=== LISTED RECORDS ===

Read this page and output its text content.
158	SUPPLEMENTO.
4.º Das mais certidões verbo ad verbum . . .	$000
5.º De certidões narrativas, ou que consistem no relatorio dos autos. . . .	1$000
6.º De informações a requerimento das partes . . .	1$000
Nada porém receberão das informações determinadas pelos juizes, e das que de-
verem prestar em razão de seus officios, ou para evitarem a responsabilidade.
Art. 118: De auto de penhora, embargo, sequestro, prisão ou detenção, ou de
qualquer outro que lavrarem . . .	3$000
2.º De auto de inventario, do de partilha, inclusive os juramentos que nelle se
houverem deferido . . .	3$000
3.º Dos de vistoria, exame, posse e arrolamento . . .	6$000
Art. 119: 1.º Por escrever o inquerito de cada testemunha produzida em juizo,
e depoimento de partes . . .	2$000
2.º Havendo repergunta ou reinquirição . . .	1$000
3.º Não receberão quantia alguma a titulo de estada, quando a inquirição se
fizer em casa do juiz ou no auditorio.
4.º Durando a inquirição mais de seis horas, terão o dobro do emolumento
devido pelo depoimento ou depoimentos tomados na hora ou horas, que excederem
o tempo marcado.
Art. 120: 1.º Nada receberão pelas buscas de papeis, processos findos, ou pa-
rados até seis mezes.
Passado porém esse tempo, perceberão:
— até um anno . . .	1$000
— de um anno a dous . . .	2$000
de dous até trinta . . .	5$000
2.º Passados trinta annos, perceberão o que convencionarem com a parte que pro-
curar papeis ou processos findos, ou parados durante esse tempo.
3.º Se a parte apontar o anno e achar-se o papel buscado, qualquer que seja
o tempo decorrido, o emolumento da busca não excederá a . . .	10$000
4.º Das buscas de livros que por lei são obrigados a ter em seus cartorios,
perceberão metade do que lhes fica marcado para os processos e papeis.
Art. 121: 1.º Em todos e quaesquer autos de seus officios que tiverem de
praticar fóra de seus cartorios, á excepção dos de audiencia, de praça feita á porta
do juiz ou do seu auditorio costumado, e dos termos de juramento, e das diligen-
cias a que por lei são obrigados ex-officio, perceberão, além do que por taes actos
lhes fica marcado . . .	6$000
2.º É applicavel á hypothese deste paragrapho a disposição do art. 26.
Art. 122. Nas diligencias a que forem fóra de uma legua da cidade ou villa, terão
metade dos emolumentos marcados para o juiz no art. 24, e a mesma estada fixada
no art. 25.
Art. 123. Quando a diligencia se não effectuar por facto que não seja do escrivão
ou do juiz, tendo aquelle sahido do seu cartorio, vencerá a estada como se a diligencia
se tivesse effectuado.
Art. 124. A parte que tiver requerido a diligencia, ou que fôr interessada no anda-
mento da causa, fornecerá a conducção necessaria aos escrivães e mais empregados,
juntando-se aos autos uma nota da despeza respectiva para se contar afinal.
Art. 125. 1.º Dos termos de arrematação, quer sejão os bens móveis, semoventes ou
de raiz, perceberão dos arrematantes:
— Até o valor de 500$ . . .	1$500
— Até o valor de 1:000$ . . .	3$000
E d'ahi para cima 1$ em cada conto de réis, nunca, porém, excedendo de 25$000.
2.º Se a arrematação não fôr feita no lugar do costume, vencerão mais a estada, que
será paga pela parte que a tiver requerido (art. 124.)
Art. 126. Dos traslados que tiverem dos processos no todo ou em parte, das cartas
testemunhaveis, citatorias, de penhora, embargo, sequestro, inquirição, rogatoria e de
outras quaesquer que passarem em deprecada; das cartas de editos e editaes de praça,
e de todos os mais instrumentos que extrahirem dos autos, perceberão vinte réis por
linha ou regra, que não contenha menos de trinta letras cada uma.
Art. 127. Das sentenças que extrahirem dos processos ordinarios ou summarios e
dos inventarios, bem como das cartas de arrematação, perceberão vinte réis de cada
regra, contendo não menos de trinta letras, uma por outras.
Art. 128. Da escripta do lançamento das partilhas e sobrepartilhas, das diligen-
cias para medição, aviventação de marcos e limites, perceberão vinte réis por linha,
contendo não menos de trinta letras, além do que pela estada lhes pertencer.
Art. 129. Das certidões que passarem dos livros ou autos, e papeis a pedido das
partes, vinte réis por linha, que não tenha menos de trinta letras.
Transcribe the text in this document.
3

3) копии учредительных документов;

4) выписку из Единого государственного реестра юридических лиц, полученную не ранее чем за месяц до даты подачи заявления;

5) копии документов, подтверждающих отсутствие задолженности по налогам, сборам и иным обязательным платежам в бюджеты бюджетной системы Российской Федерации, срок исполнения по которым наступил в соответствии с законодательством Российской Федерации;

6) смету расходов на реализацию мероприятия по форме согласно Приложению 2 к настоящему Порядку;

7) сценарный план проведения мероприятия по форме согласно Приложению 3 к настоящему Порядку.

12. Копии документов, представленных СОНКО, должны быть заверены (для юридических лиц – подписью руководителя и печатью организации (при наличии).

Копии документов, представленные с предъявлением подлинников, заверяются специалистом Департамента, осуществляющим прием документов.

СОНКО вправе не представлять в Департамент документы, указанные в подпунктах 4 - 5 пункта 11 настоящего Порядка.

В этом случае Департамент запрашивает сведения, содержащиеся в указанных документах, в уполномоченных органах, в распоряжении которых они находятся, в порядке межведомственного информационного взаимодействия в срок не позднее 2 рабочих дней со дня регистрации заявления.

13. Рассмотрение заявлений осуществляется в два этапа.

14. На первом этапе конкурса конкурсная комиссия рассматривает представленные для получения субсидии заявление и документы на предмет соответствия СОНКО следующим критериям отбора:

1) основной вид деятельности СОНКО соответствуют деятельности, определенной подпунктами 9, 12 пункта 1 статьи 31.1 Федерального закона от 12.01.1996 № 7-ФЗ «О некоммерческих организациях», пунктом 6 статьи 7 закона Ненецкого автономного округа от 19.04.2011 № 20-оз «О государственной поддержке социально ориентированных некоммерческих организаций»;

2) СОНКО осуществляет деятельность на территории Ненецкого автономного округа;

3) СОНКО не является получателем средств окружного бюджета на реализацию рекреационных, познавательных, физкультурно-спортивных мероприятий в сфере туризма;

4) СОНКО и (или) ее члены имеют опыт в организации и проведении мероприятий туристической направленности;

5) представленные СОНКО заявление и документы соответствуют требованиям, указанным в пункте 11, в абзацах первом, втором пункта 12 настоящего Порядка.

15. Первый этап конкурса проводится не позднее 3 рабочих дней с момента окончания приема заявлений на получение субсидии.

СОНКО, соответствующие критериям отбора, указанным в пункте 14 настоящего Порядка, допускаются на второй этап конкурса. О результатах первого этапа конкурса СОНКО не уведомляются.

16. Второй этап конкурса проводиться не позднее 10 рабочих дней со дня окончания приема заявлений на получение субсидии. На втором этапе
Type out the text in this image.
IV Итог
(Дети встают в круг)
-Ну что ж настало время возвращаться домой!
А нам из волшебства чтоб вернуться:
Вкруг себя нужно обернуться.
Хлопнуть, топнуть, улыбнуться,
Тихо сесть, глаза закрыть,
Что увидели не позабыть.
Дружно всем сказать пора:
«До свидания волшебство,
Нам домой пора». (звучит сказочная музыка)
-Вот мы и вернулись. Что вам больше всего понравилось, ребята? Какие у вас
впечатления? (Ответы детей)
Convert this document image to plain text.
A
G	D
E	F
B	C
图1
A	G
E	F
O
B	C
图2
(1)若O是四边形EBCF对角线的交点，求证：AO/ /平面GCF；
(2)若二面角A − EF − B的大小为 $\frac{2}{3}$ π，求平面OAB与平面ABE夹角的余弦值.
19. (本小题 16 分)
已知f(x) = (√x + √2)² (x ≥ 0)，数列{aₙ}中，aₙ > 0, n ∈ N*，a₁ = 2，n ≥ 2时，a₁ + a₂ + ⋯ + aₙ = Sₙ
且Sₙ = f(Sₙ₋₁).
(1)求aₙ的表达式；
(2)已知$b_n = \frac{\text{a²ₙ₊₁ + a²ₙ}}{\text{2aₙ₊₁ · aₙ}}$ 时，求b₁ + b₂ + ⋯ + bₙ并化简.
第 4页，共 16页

===

- [WRITTEN PROBLEM] Identify all lines in the records above with the word "критериям".

- [ANSWER TO THIS EXERCISE]
14. На первом этапе конкурса конкурсная комиссия рассматривает представленные для получения субсидии заявление и документы на предмет соответствия СОНКО следующим критериям отбора:
СОНКО, соответствующие критериям отбора, указанным в пункте 14 настоящего Порядка, допускаются на второй этап конкурса. О результатах первого этапа конкурса СОНКО не уведомляются.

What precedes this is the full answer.